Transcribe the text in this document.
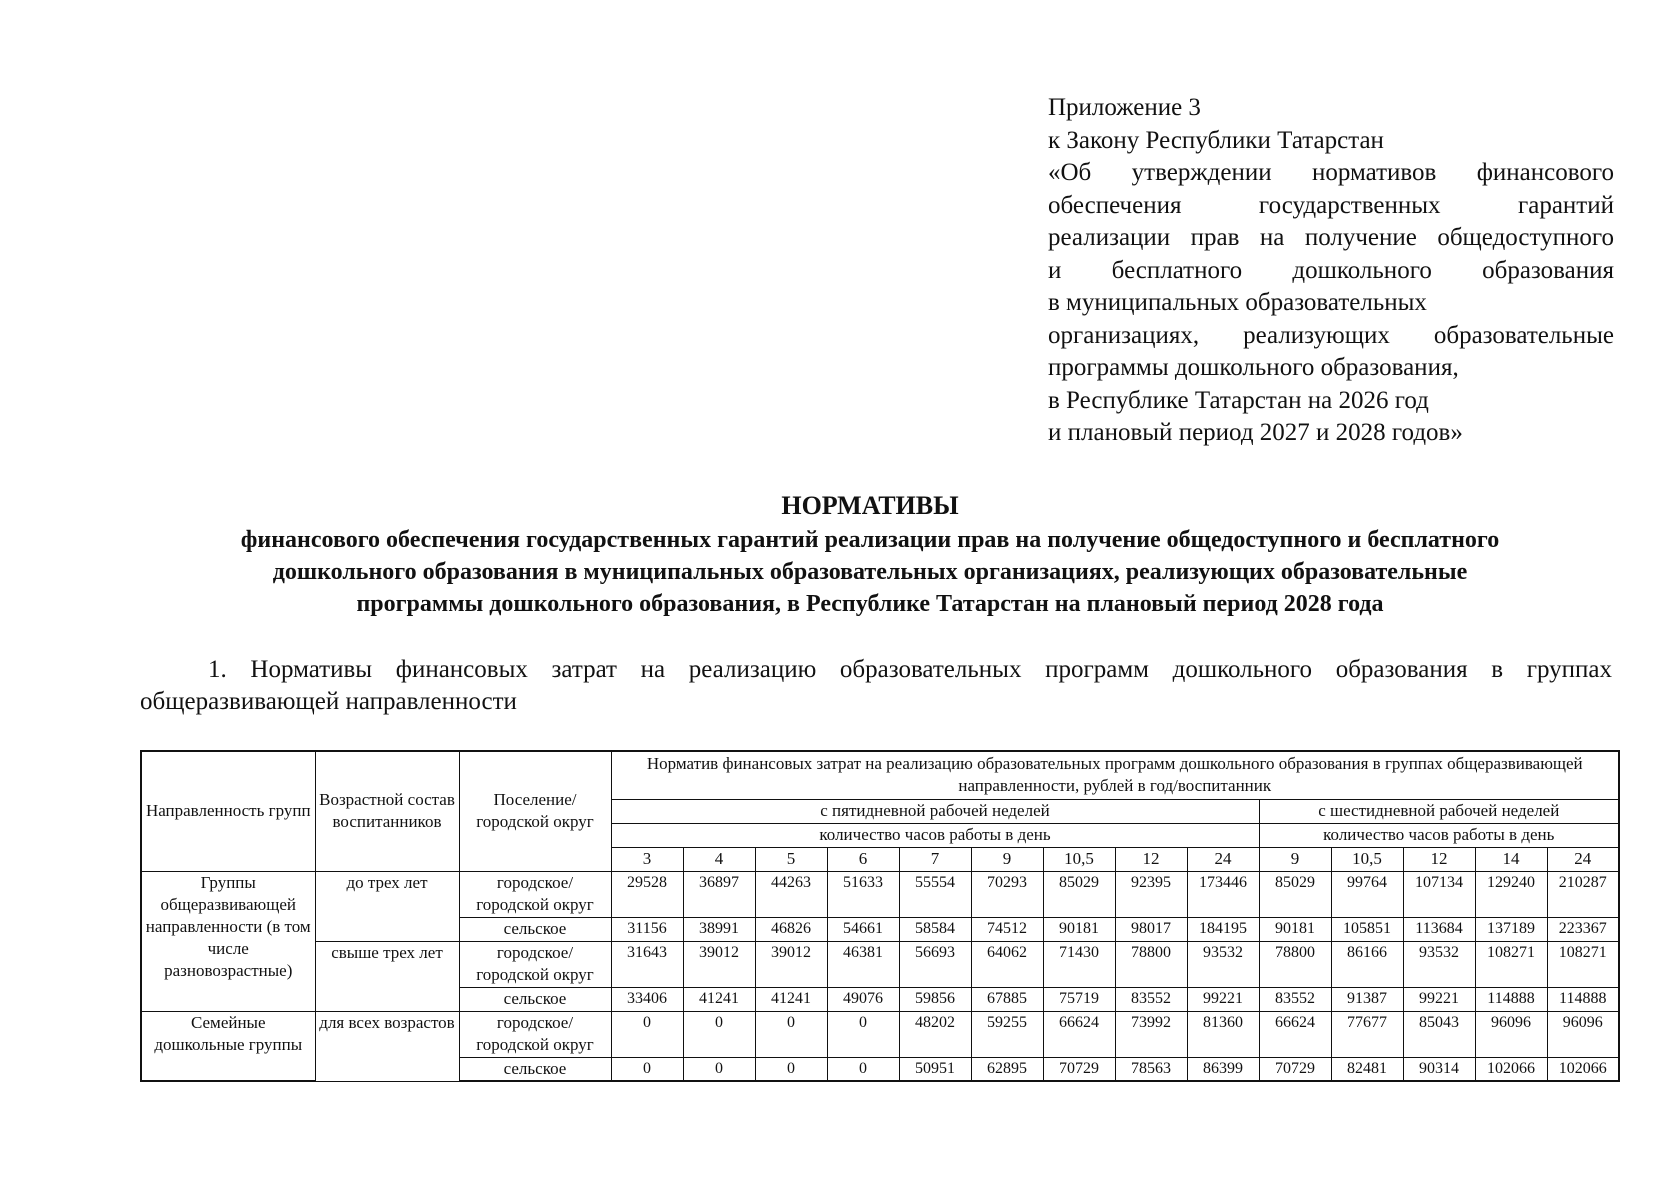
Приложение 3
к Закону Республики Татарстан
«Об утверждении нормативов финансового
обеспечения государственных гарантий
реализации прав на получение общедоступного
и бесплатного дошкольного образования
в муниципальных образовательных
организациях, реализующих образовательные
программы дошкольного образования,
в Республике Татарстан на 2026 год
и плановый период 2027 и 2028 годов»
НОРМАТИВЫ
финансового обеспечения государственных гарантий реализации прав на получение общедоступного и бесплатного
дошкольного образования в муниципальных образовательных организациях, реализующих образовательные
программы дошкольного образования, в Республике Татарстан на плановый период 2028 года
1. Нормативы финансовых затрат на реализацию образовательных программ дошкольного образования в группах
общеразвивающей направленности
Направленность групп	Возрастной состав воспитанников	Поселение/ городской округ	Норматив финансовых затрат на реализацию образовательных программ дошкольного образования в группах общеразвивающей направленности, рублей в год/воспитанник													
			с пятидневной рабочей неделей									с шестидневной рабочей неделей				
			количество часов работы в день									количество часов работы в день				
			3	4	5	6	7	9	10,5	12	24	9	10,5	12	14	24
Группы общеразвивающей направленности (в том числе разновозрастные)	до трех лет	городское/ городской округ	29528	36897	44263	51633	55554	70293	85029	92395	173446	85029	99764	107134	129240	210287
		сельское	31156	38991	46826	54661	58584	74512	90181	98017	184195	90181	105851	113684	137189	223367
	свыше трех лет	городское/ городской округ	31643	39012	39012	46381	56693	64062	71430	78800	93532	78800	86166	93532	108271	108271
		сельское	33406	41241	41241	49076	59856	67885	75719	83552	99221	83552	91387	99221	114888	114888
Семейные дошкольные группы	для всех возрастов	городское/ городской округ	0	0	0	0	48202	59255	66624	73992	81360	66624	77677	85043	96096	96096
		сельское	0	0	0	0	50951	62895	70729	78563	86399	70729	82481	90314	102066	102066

§ §

Transcribe all of the entries word for word, but skip any pictures they contain.

### Expected answer
Transcribe the text in this document.
Приложение 3
к Закону Республики Татарстан
«Об утверждении нормативов финансового
обеспечения государственных гарантий
реализации прав на получение общедоступного
и бесплатного дошкольного образования
в муниципальных образовательных
организациях, реализующих образовательные
программы дошкольного образования,
в Республике Татарстан на 2026 год
и плановый период 2027 и 2028 годов»
НОРМАТИВЫ
финансового обеспечения государственных гарантий реализации прав на получение общедоступного и бесплатного
дошкольного образования в муниципальных образовательных организациях, реализующих образовательные
программы дошкольного образования, в Республике Татарстан на плановый период 2028 года
1. Нормативы финансовых затрат на реализацию образовательных программ дошкольного образования в группах
общеразвивающей направленности
Направленность групп	Возрастной состав воспитанников	Поселение/ городской округ	Норматив финансовых затрат на реализацию образовательных программ дошкольного образования в группах общеразвивающей направленности, рублей в год/воспитанник													
			с пятидневной рабочей неделей									с шестидневной рабочей неделей				
			количество часов работы в день									количество часов работы в день				
			3	4	5	6	7	9	10,5	12	24	9	10,5	12	14	24
Группы общеразвивающей направленности (в том числе разновозрастные)	до трех лет	городское/ городской округ	29528	36897	44263	51633	55554	70293	85029	92395	173446	85029	99764	107134	129240	210287
		сельское	31156	38991	46826	54661	58584	74512	90181	98017	184195	90181	105851	113684	137189	223367
	свыше трех лет	городское/ городской округ	31643	39012	39012	46381	56693	64062	71430	78800	93532	78800	86166	93532	108271	108271
		сельское	33406	41241	41241	49076	59856	67885	75719	83552	99221	83552	91387	99221	114888	114888
Семейные дошкольные группы	для всех возрастов	городское/ городской округ	0	0	0	0	48202	59255	66624	73992	81360	66624	77677	85043	96096	96096
		сельское	0	0	0	0	50951	62895	70729	78563	86399	70729	82481	90314	102066	102066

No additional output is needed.